§ **Your goal**: Your task is to transcribe the records exactly, skipping every image.

Stored data:
----------

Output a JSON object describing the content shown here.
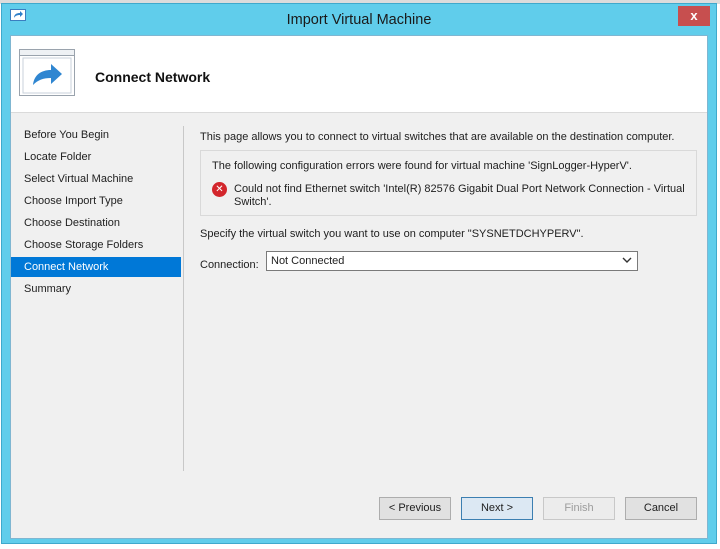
{
  "window": {
    "title": "Import Virtual Machine",
    "close_label": "x"
  },
  "header": {
    "title": "Connect Network"
  },
  "nav": {
    "items": [
      {
        "label": "Before You Begin"
      },
      {
        "label": "Locate Folder"
      },
      {
        "label": "Select Virtual Machine"
      },
      {
        "label": "Choose Import Type"
      },
      {
        "label": "Choose Destination"
      },
      {
        "label": "Choose Storage Folders"
      },
      {
        "label": "Connect Network",
        "active": true
      },
      {
        "label": "Summary"
      }
    ]
  },
  "content": {
    "intro": "This page allows you to connect to virtual switches that are available on the destination computer.",
    "error_box": {
      "heading": "The following configuration errors were found for virtual machine 'SignLogger-HyperV'.",
      "message": "Could not find Ethernet switch 'Intel(R) 82576 Gigabit Dual Port Network Connection - Virtual Switch'.",
      "icon": "error-x-icon"
    },
    "specify": "Specify the virtual switch you want to use on computer \"SYSNETDCHYPERV\".",
    "connection_label": "Connection:",
    "connection_value": "Not Connected"
  },
  "footer": {
    "previous": "< Previous",
    "next": "Next >",
    "finish": "Finish",
    "cancel": "Cancel"
  },
  "colors": {
    "titlebar": "#60cdeb",
    "selection": "#0078d7",
    "close": "#c74f4f",
    "error": "#d3262c"
  }
}
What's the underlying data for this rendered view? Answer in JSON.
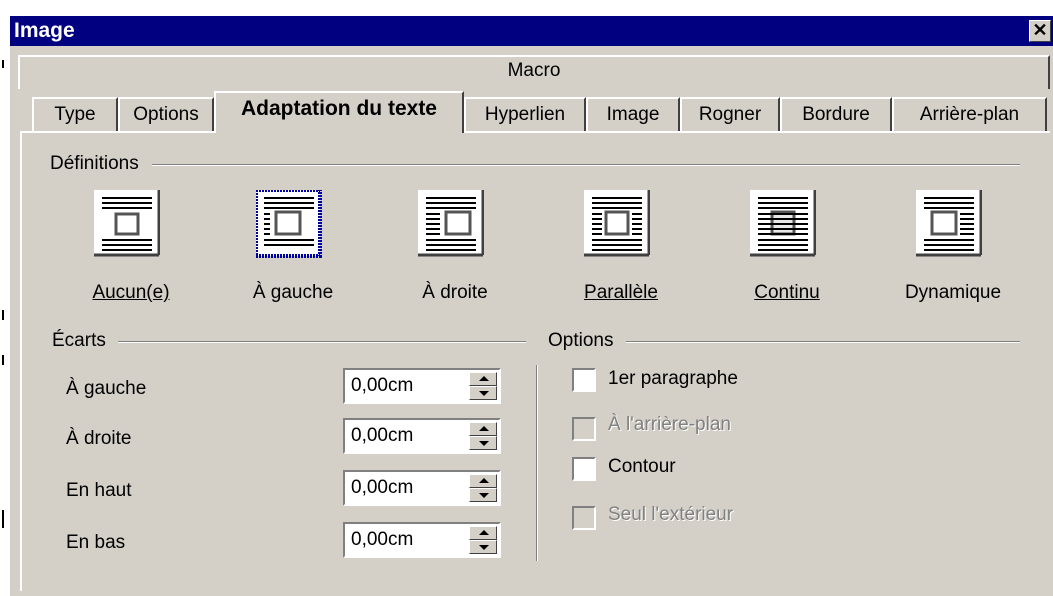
{
  "window": {
    "title": "Image",
    "close_glyph": "✕"
  },
  "tabs": {
    "row1": [
      "Macro"
    ],
    "row2": [
      "Type",
      "Options",
      "Adaptation du texte",
      "Hyperlien",
      "Image",
      "Rogner",
      "Bordure",
      "Arrière-plan"
    ],
    "active": "Adaptation du texte"
  },
  "definitions": {
    "group_label": "Définitions",
    "options": [
      {
        "label": "Aucun(e)",
        "icon": "wrap-none-icon",
        "selected": false
      },
      {
        "label": "À gauche",
        "icon": "wrap-left-icon",
        "selected": true
      },
      {
        "label": "À droite",
        "icon": "wrap-right-icon",
        "selected": false
      },
      {
        "label": "Parallèle",
        "icon": "wrap-parallel-icon",
        "selected": false
      },
      {
        "label": "Continu",
        "icon": "wrap-through-icon",
        "selected": false
      },
      {
        "label": "Dynamique",
        "icon": "wrap-optimal-icon",
        "selected": false
      }
    ]
  },
  "spacing": {
    "group_label": "Écarts",
    "fields": [
      {
        "label": "À gauche",
        "value": "0,00cm"
      },
      {
        "label": "À droite",
        "value": "0,00cm"
      },
      {
        "label": "En haut",
        "value": "0,00cm"
      },
      {
        "label": "En bas",
        "value": "0,00cm"
      }
    ]
  },
  "options": {
    "group_label": "Options",
    "checkboxes": [
      {
        "label": "1er paragraphe",
        "checked": false,
        "enabled": true
      },
      {
        "label": "À l'arrière-plan",
        "checked": false,
        "enabled": false
      },
      {
        "label": "Contour",
        "checked": false,
        "enabled": true
      },
      {
        "label": "Seul l'extérieur",
        "checked": false,
        "enabled": false
      }
    ]
  },
  "colors": {
    "titlebar": "#000080",
    "dialog_bg": "#d4d0c8",
    "disabled_text": "#808080",
    "focus_border": "#0000a0"
  }
}
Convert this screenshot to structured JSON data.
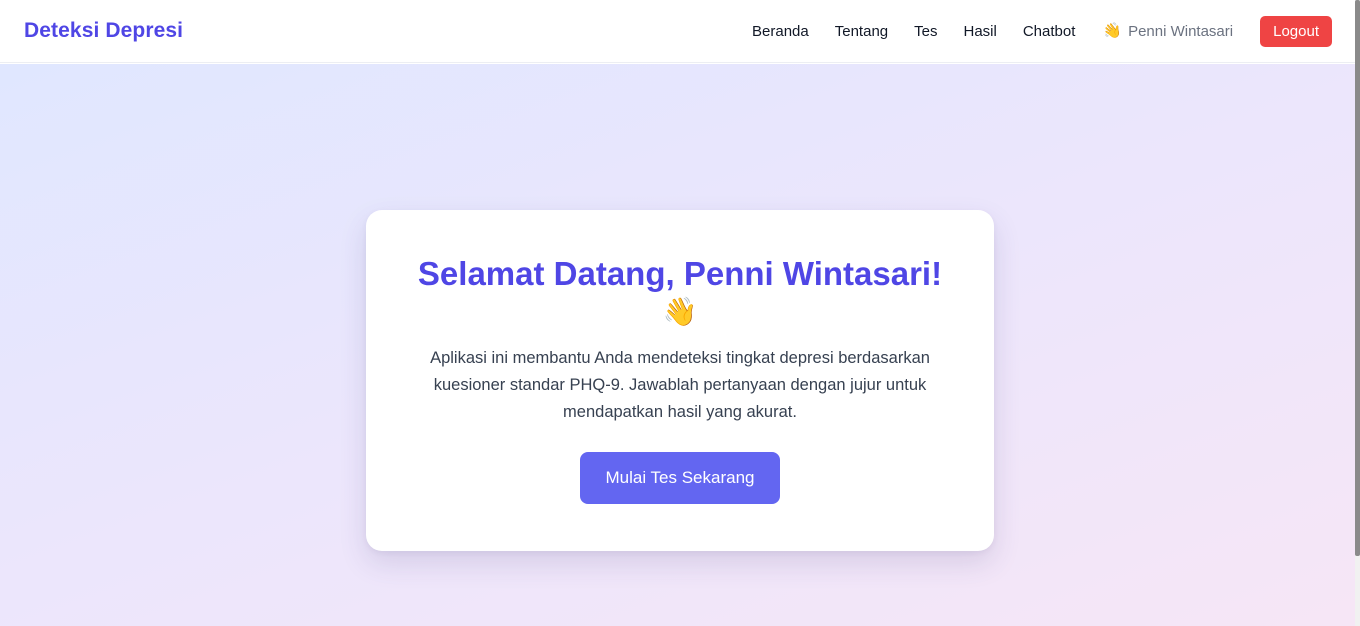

----------

§ **Result of the task**:
Output a JSON object describing the content shown here.
{
  "window": {
    "title": "Import Virtual Machine",
    "close_label": "x"
  },
  "header": {
    "title": "Connect Network"
  },
  "nav": {
    "items": [
      {
        "label": "Before You Begin"
      },
      {
        "label": "Locate Folder"
      },
      {
        "label": "Select Virtual Machine"
      },
      {
        "label": "Choose Import Type"
      },
      {
        "label": "Choose Destination"
      },
      {
        "label": "Choose Storage Folders"
      },
      {
        "label": "Connect Network",
        "active": true
      },
      {
        "label": "Summary"
      }
    ]
  },
  "content": {
    "intro": "This page allows you to connect to virtual switches that are available on the destination computer.",
    "error_box": {
      "heading": "The following configuration errors were found for virtual machine 'SignLogger-HyperV'.",
      "message": "Could not find Ethernet switch 'Intel(R) 82576 Gigabit Dual Port Network Connection - Virtual Switch'.",
      "icon": "error-x-icon"
    },
    "specify": "Specify the virtual switch you want to use on computer \"SYSNETDCHYPERV\".",
    "connection_label": "Connection:",
    "connection_value": "Not Connected"
  },
  "footer": {
    "previous": "< Previous",
    "next": "Next >",
    "finish": "Finish",
    "cancel": "Cancel"
  },
  "colors": {
    "titlebar": "#60cdeb",
    "selection": "#0078d7",
    "close": "#c74f4f",
    "error": "#d3262c"
  }
}
What's the underlying data for this rendered view? Answer in JSON.
{
  "window": {
    "title": "Image",
    "close_glyph": "✕"
  },
  "tabs": {
    "row1": [
      "Macro"
    ],
    "row2": [
      "Type",
      "Options",
      "Adaptation du texte",
      "Hyperlien",
      "Image",
      "Rogner",
      "Bordure",
      "Arrière-plan"
    ],
    "active": "Adaptation du texte"
  },
  "definitions": {
    "group_label": "Définitions",
    "options": [
      {
        "label": "Aucun(e)",
        "icon": "wrap-none-icon",
        "selected": false
      },
      {
        "label": "À gauche",
        "icon": "wrap-left-icon",
        "selected": true
      },
      {
        "label": "À droite",
        "icon": "wrap-right-icon",
        "selected": false
      },
      {
        "label": "Parallèle",
        "icon": "wrap-parallel-icon",
        "selected": false
      },
      {
        "label": "Continu",
        "icon": "wrap-through-icon",
        "selected": false
      },
      {
        "label": "Dynamique",
        "icon": "wrap-optimal-icon",
        "selected": false
      }
    ]
  },
  "spacing": {
    "group_label": "Écarts",
    "fields": [
      {
        "label": "À gauche",
        "value": "0,00cm"
      },
      {
        "label": "À droite",
        "value": "0,00cm"
      },
      {
        "label": "En haut",
        "value": "0,00cm"
      },
      {
        "label": "En bas",
        "value": "0,00cm"
      }
    ]
  },
  "options": {
    "group_label": "Options",
    "checkboxes": [
      {
        "label": "1er paragraphe",
        "checked": false,
        "enabled": true
      },
      {
        "label": "À l'arrière-plan",
        "checked": false,
        "enabled": false
      },
      {
        "label": "Contour",
        "checked": false,
        "enabled": true
      },
      {
        "label": "Seul l'extérieur",
        "checked": false,
        "enabled": false
      }
    ]
  },
  "colors": {
    "titlebar": "#000080",
    "dialog_bg": "#d4d0c8",
    "disabled_text": "#808080",
    "focus_border": "#0000a0"
  }
}
Convert this screenshot to structured JSON data.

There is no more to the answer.